[Task directions]
Find every line in the records below that holds the word "scale", and copy it out.

# Start of Information provided

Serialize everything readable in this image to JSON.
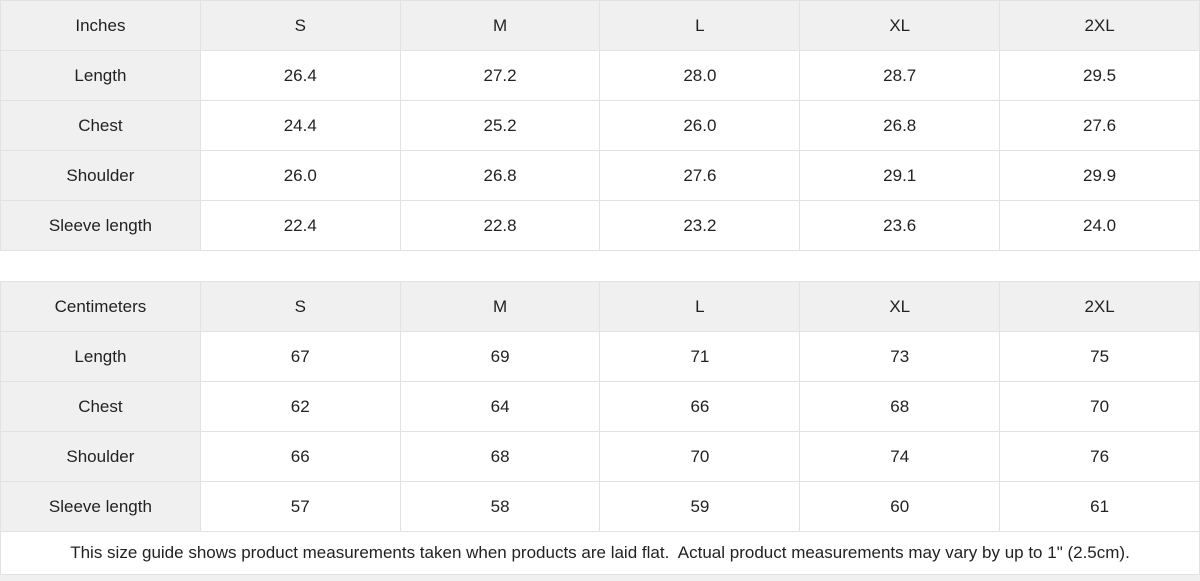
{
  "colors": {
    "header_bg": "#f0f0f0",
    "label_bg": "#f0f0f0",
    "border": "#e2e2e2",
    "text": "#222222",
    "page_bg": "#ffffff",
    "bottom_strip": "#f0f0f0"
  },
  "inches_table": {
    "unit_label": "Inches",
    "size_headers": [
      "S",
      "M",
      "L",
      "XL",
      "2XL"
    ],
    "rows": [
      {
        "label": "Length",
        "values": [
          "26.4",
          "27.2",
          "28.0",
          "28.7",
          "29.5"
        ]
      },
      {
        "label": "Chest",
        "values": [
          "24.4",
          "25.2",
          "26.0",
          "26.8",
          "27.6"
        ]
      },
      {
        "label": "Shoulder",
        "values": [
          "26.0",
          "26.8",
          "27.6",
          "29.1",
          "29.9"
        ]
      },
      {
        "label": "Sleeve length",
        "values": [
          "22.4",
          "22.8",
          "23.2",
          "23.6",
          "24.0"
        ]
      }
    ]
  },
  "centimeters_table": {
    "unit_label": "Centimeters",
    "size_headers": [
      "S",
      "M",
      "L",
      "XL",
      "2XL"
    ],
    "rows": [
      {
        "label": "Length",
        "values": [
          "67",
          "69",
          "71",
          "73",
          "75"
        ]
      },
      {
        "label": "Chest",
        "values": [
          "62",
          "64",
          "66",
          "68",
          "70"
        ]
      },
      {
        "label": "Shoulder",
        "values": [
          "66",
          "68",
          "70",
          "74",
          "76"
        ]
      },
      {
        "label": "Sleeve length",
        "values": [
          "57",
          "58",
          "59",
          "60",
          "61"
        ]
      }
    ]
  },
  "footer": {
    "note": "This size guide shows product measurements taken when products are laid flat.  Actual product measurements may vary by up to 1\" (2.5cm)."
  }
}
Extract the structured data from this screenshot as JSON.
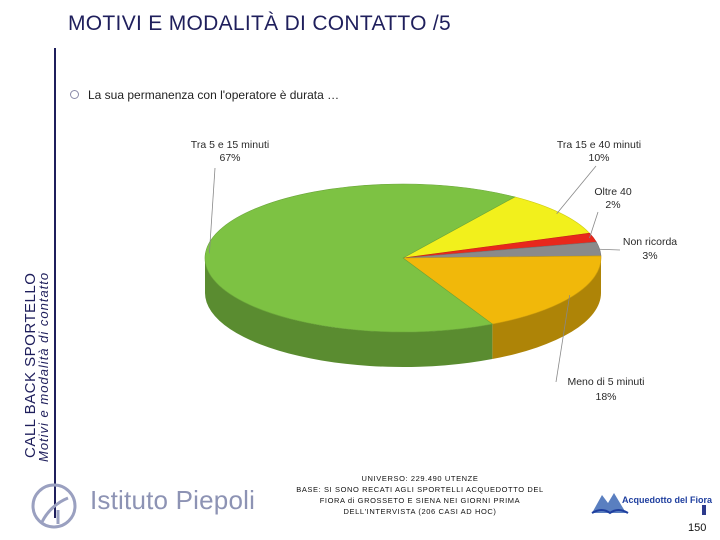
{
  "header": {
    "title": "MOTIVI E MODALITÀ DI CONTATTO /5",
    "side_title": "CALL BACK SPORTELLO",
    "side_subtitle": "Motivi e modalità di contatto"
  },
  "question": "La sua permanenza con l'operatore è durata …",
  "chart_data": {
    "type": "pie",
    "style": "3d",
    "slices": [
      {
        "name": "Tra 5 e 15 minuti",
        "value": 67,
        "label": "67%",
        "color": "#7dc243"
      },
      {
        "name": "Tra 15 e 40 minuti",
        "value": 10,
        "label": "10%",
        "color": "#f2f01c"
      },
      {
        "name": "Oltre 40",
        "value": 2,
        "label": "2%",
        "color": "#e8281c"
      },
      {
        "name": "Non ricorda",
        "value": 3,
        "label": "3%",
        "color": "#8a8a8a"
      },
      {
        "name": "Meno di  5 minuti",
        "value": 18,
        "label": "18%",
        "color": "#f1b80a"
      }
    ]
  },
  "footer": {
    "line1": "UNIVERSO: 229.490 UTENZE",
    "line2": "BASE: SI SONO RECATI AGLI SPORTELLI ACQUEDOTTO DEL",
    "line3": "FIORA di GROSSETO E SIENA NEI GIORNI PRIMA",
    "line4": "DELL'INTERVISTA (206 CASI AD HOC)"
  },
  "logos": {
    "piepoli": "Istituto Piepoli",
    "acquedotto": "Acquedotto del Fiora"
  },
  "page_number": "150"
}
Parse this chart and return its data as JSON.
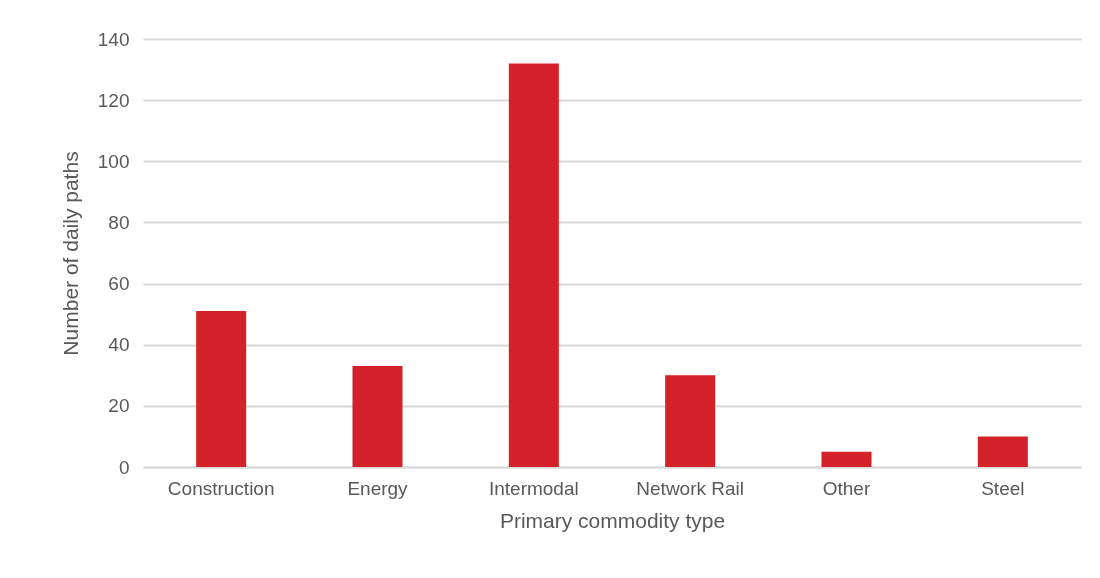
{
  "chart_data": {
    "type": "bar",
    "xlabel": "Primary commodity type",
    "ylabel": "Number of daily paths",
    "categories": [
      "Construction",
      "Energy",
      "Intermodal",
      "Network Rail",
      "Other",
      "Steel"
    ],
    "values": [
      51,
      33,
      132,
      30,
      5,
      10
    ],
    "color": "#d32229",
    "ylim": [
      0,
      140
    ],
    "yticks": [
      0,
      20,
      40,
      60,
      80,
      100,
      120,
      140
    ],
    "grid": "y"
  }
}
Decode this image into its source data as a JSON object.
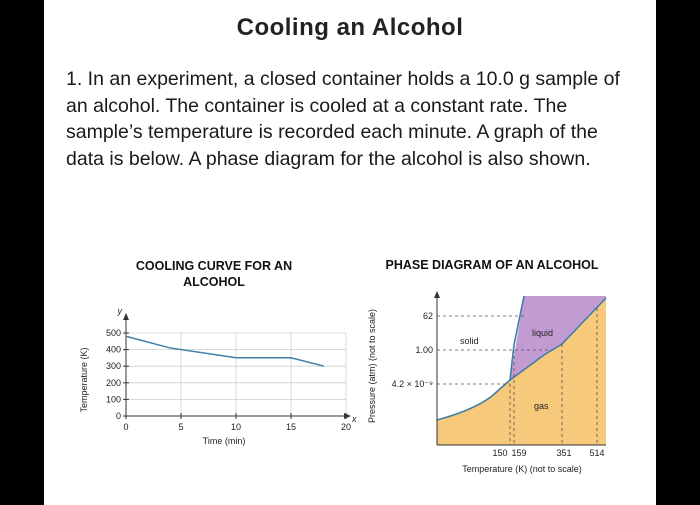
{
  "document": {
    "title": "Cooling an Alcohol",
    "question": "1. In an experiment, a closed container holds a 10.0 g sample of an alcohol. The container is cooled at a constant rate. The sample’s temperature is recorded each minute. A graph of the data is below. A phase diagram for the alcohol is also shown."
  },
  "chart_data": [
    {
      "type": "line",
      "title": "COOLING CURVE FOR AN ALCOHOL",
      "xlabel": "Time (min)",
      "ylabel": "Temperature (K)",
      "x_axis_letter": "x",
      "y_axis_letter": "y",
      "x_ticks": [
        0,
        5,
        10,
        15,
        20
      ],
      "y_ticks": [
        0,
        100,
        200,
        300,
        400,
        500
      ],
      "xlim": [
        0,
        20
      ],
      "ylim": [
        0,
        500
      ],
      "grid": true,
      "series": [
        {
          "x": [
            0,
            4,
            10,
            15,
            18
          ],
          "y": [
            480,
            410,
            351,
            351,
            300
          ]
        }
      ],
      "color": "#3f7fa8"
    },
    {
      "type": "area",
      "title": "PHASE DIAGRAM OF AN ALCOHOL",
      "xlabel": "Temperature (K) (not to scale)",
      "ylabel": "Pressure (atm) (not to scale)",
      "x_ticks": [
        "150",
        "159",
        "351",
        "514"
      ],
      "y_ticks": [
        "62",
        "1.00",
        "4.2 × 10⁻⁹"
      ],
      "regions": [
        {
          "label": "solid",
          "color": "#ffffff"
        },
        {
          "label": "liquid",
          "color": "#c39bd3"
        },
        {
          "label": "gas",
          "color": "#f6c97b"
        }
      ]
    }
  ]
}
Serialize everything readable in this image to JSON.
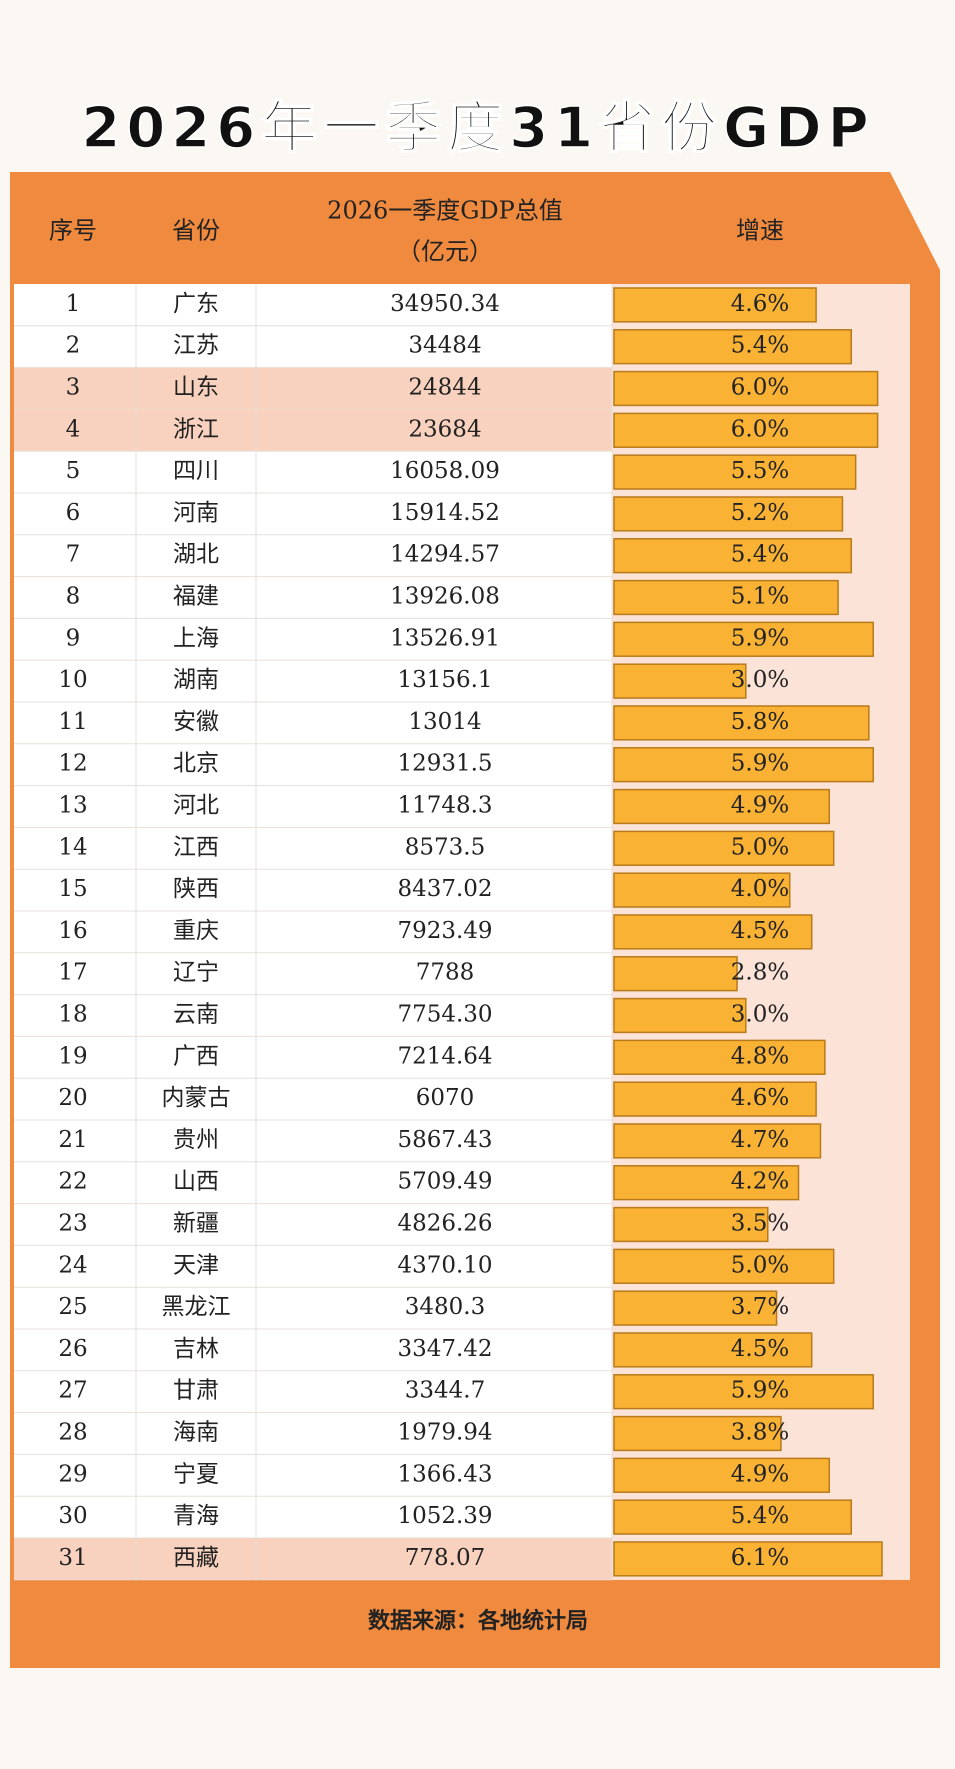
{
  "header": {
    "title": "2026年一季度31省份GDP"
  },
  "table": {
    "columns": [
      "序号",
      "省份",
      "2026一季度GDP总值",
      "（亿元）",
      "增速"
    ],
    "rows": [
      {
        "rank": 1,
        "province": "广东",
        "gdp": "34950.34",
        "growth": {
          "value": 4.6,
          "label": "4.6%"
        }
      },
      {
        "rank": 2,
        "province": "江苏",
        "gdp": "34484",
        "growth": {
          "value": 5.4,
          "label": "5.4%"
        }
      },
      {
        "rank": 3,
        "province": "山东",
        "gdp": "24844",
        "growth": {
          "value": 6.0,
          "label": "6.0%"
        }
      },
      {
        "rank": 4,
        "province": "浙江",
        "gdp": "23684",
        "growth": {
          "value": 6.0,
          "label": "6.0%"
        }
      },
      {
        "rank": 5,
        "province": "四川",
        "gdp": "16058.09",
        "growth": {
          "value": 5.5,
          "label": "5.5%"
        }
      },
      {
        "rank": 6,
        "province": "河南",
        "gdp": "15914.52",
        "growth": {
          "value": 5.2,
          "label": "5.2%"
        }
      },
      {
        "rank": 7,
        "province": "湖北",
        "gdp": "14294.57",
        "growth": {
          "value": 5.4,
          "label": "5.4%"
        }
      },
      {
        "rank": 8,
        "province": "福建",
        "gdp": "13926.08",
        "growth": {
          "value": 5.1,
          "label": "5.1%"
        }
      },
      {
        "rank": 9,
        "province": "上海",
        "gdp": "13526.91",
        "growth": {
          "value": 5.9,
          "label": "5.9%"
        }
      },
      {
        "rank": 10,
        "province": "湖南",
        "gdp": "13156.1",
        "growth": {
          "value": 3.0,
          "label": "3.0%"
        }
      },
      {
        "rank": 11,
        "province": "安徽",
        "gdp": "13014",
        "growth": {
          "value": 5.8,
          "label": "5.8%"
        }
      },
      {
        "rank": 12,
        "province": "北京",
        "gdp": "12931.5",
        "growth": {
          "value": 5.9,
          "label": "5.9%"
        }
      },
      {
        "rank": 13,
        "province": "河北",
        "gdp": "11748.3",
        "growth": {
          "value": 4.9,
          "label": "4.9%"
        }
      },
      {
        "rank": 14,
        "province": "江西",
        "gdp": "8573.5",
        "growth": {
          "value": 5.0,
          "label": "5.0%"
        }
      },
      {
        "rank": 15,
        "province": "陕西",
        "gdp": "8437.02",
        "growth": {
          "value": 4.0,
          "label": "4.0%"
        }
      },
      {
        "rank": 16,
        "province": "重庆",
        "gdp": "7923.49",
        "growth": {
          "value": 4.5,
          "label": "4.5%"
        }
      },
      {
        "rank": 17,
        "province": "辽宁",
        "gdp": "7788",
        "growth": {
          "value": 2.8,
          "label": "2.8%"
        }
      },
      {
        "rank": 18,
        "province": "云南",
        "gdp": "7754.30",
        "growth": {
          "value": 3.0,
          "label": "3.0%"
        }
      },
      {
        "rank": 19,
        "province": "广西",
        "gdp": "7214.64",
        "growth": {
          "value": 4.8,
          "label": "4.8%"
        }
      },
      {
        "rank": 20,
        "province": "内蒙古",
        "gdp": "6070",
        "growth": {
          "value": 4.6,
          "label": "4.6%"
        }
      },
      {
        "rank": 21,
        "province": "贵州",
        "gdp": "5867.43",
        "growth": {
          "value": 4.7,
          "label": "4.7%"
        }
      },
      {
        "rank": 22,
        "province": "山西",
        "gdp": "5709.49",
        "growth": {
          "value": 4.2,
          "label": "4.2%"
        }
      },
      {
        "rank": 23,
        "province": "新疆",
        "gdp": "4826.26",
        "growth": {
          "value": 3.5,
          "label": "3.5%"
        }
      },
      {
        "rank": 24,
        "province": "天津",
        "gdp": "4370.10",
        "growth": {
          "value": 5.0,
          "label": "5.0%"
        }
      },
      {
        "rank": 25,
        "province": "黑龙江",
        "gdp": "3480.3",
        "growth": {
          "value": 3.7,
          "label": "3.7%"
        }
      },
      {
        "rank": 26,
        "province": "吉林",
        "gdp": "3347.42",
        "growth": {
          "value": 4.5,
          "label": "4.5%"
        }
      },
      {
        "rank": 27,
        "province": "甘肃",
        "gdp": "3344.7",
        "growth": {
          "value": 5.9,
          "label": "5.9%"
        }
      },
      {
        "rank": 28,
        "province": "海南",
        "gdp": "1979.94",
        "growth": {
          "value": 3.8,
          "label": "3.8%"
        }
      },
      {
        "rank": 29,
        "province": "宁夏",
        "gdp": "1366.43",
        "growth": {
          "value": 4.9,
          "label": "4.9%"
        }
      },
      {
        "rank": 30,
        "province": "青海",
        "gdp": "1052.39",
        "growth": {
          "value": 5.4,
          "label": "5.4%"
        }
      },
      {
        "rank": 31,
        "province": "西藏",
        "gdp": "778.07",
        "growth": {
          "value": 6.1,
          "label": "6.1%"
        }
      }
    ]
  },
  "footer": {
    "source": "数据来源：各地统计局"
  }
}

# End of Information provided

[Answer to the task]
      "xlabel": "Temperature (K) (not to scale)",
      "ylabel": "Pressure (atm) (not to scale)",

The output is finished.